§ **SHORT TASK**
Give every line of the material again, exactly as written.

******************************

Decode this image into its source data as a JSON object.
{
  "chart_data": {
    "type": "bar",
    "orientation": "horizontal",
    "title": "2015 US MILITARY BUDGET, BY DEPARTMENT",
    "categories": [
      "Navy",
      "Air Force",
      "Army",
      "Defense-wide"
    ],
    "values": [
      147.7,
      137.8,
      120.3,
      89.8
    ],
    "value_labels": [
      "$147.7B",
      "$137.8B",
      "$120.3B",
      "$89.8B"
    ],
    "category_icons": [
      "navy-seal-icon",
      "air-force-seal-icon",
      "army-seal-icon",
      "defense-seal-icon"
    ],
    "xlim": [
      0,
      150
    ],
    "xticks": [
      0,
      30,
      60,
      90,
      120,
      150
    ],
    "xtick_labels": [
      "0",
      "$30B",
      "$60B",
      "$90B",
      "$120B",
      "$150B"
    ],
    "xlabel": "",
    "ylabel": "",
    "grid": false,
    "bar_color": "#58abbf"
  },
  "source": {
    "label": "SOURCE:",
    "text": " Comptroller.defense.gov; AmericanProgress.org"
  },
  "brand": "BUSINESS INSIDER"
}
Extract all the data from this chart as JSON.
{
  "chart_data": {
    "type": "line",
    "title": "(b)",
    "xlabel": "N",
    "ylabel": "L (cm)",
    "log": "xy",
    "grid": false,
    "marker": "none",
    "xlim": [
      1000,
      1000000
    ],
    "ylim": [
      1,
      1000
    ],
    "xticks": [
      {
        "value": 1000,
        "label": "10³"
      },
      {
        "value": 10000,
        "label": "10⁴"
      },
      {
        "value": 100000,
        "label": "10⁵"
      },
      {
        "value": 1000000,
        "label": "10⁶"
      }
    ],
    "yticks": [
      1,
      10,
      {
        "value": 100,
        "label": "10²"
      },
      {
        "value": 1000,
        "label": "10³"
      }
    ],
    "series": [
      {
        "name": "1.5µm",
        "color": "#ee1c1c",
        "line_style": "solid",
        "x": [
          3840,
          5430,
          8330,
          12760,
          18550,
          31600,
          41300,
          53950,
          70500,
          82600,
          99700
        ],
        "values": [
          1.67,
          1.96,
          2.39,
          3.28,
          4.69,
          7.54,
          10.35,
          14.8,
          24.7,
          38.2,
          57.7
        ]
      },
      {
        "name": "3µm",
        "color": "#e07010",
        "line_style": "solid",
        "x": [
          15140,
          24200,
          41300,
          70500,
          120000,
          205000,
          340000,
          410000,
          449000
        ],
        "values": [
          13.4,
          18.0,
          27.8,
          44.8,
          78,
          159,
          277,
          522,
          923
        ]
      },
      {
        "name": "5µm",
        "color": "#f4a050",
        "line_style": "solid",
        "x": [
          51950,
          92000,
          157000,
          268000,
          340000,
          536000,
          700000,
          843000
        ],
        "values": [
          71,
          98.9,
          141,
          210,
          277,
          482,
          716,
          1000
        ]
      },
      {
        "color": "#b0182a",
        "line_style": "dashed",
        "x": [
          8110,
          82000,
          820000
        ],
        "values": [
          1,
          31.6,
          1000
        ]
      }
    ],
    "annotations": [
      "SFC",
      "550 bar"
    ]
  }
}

******************************

§ **RESPONSE BELOW**
Decode this image into its source data as a JSON object.
{
  "chart_data": {
    "type": "bar",
    "orientation": "horizontal",
    "title": "2015 US MILITARY BUDGET, BY DEPARTMENT",
    "categories": [
      "Navy",
      "Air Force",
      "Army",
      "Defense-wide"
    ],
    "values": [
      147.7,
      137.8,
      120.3,
      89.8
    ],
    "value_labels": [
      "$147.7B",
      "$137.8B",
      "$120.3B",
      "$89.8B"
    ],
    "category_icons": [
      "navy-seal-icon",
      "air-force-seal-icon",
      "army-seal-icon",
      "defense-seal-icon"
    ],
    "xlim": [
      0,
      150
    ],
    "xticks": [
      0,
      30,
      60,
      90,
      120,
      150
    ],
    "xtick_labels": [
      "0",
      "$30B",
      "$60B",
      "$90B",
      "$120B",
      "$150B"
    ],
    "xlabel": "",
    "ylabel": "",
    "grid": false,
    "bar_color": "#58abbf"
  },
  "source": {
    "label": "SOURCE:",
    "text": " Comptroller.defense.gov; AmericanProgress.org"
  },
  "brand": "BUSINESS INSIDER"
}
Extract all the data from this chart as JSON.
{
  "chart_data": {
    "type": "line",
    "title": "(b)",
    "xlabel": "N",
    "ylabel": "L (cm)",
    "log": "xy",
    "grid": false,
    "marker": "none",
    "xlim": [
      1000,
      1000000
    ],
    "ylim": [
      1,
      1000
    ],
    "xticks": [
      {
        "value": 1000,
        "label": "10³"
      },
      {
        "value": 10000,
        "label": "10⁴"
      },
      {
        "value": 100000,
        "label": "10⁵"
      },
      {
        "value": 1000000,
        "label": "10⁶"
      }
    ],
    "yticks": [
      1,
      10,
      {
        "value": 100,
        "label": "10²"
      },
      {
        "value": 1000,
        "label": "10³"
      }
    ],
    "series": [
      {
        "name": "1.5µm",
        "color": "#ee1c1c",
        "line_style": "solid",
        "x": [
          3840,
          5430,
          8330,
          12760,
          18550,
          31600,
          41300,
          53950,
          70500,
          82600,
          99700
        ],
        "values": [
          1.67,
          1.96,
          2.39,
          3.28,
          4.69,
          7.54,
          10.35,
          14.8,
          24.7,
          38.2,
          57.7
        ]
      },
      {
        "name": "3µm",
        "color": "#e07010",
        "line_style": "solid",
        "x": [
          15140,
          24200,
          41300,
          70500,
          120000,
          205000,
          340000,
          410000,
          449000
        ],
        "values": [
          13.4,
          18.0,
          27.8,
          44.8,
          78,
          159,
          277,
          522,
          923
        ]
      },
      {
        "name": "5µm",
        "color": "#f4a050",
        "line_style": "solid",
        "x": [
          51950,
          92000,
          157000,
          268000,
          340000,
          536000,
          700000,
          843000
        ],
        "values": [
          71,
          98.9,
          141,
          210,
          277,
          482,
          716,
          1000
        ]
      },
      {
        "color": "#b0182a",
        "line_style": "dashed",
        "x": [
          8110,
          82000,
          820000
        ],
        "values": [
          1,
          31.6,
          1000
        ]
      }
    ],
    "annotations": [
      "SFC",
      "550 bar"
    ]
  }
}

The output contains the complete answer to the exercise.